### Chart and figure data:
* * * * * * * * *

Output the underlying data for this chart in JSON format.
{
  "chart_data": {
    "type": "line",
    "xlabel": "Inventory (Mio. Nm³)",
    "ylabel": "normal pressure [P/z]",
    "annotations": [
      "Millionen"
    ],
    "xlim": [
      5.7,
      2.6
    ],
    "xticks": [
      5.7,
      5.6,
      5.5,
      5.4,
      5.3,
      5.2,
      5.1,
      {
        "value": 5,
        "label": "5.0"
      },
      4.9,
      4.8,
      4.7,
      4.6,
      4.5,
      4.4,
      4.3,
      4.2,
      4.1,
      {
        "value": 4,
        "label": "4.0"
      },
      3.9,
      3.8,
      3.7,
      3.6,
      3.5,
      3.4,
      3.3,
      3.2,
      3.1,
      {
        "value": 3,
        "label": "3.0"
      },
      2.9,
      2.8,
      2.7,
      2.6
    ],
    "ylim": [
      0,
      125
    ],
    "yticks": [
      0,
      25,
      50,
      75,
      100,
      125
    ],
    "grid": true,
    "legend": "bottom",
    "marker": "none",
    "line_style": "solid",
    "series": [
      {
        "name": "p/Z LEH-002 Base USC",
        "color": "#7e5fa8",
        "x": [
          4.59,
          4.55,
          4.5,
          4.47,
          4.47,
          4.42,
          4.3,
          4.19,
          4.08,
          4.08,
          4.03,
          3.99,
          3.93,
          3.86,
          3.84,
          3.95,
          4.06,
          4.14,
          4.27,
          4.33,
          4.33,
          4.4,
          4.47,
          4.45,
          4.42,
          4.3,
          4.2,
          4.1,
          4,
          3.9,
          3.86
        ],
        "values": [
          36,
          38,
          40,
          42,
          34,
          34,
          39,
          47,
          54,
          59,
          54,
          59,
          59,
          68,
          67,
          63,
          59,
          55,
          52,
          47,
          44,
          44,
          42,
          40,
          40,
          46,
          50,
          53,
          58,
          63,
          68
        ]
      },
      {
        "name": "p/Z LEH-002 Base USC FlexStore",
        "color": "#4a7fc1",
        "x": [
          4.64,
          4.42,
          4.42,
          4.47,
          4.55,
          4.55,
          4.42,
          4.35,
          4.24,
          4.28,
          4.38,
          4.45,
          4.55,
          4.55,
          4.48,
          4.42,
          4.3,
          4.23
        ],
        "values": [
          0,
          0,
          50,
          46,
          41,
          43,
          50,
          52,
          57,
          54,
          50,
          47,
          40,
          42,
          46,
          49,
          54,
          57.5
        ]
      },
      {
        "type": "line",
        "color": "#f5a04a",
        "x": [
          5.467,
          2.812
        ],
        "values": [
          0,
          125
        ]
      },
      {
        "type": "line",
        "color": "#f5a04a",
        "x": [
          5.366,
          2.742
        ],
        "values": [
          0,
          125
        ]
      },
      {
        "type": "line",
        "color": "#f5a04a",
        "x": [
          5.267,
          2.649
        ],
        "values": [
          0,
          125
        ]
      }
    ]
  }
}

* * * * * * * * *

### Task:
Your task is to pick out every line with the string "name" and copy it.

### Output:
        "name": "p/Z LEH-002 Base USC",
        "name": "p/Z LEH-002 Base USC FlexStore",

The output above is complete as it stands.